*** Selected excerpt Section Begins ***

If you’ve seen us at any trade shows in the first half of 2025 you may have seen some model cars on our booth. This was part of an exciting demo we’ve been showing off giving a glimpse into the future of AI at the edge. Our demo features a diorama of a parking lot monitoring system, with a camera capturing images inside it, then an object detector identifying each vehicle and passing cropped images to an on-device Vision Language Model (VLM) that describes the car.
Joining forces with Qualcomm Technologies has brought us some compelling new hardware with powerful hardware acceleration from the Qualcomm Dragonwing™ range. Our first fully supported target is the Dragonwing 6490 chip, which offers 12 TOPS of AI processing available in its Hexagon NPU. Things get even more exciting with the upcoming Dragonwing IQ9 series chips, providing up to 100 TOPS (an M1 Macbook Pro, for comparison, has an NPU with 11 TOPS).

*** Selected excerpt Section Ends ***
*** Data Section Begins ***

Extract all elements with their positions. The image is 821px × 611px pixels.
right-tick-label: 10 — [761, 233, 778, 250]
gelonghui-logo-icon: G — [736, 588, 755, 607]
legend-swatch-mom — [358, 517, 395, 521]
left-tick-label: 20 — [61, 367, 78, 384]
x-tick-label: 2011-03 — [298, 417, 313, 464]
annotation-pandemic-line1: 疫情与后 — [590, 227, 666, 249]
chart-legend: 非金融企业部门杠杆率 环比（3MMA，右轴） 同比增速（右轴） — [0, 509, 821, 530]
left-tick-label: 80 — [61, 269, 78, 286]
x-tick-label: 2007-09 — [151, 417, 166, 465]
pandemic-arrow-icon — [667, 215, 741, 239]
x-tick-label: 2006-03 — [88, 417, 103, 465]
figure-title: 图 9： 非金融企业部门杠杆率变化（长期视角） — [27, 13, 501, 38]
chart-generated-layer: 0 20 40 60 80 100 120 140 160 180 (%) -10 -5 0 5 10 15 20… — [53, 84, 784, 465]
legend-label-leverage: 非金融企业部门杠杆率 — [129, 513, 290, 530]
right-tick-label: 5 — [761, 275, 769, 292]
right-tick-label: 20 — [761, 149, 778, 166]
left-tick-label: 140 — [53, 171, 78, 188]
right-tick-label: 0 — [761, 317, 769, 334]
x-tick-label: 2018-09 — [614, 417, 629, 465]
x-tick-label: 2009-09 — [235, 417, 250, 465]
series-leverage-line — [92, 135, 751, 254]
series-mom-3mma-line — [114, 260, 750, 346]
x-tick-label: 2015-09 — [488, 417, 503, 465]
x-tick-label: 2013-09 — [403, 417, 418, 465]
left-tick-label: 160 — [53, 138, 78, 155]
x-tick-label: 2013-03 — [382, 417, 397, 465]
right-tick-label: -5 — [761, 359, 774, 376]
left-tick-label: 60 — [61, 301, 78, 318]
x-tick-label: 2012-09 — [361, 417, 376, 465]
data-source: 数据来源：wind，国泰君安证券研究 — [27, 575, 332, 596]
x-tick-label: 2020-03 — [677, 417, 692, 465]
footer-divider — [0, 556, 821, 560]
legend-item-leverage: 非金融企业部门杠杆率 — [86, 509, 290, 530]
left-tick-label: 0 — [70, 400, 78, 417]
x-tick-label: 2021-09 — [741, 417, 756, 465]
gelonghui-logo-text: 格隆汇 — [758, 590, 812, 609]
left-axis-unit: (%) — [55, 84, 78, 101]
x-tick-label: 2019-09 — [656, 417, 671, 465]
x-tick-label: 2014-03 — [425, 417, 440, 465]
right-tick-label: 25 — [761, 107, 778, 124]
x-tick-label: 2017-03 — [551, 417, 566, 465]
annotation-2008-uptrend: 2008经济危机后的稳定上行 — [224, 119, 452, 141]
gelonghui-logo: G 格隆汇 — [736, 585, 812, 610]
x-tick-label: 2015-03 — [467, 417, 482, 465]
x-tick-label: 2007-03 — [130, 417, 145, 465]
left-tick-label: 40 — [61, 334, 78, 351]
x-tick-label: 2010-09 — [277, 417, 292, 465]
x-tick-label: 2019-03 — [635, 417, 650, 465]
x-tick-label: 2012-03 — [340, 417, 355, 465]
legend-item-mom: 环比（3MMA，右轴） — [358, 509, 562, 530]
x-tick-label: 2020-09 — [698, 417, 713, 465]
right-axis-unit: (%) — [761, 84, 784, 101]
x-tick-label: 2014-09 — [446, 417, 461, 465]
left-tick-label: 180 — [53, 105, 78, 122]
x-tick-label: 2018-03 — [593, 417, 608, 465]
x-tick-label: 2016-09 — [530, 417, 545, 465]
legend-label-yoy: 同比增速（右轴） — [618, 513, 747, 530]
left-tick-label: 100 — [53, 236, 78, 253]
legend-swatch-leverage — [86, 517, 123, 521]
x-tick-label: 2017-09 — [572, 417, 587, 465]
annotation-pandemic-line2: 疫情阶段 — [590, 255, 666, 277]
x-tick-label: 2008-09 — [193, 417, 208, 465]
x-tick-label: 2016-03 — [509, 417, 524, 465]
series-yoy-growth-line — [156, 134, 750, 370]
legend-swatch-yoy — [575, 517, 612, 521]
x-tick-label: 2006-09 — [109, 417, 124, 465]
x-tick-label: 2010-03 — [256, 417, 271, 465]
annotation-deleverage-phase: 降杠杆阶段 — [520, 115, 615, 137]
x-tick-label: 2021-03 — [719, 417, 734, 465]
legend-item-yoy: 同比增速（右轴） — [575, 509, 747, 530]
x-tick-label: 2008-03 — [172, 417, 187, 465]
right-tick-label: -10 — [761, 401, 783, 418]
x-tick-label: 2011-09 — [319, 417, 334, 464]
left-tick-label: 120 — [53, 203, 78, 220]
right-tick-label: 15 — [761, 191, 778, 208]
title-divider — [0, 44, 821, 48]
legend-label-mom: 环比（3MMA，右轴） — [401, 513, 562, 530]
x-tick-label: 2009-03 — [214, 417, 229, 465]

*** Data Section Ends ***

Try it → Rewrite the edge AI demo text from "If you’ve seen" to "describes the car.", changing "parking lot" to "car park". Work only from the text itself.

Solution →
If you’ve seen us at any trade shows in the first half of 2025 you may have seen some model cars on our booth. This was part of an exciting demo we’ve been showing off giving a glimpse into the future of AI at the edge. Our demo features a diorama of a car park monitoring system, with a camera capturing images inside it, then an object detector identifying each vehicle and passing cropped images to an on-device Vision Language Model (VLM) that describes the car.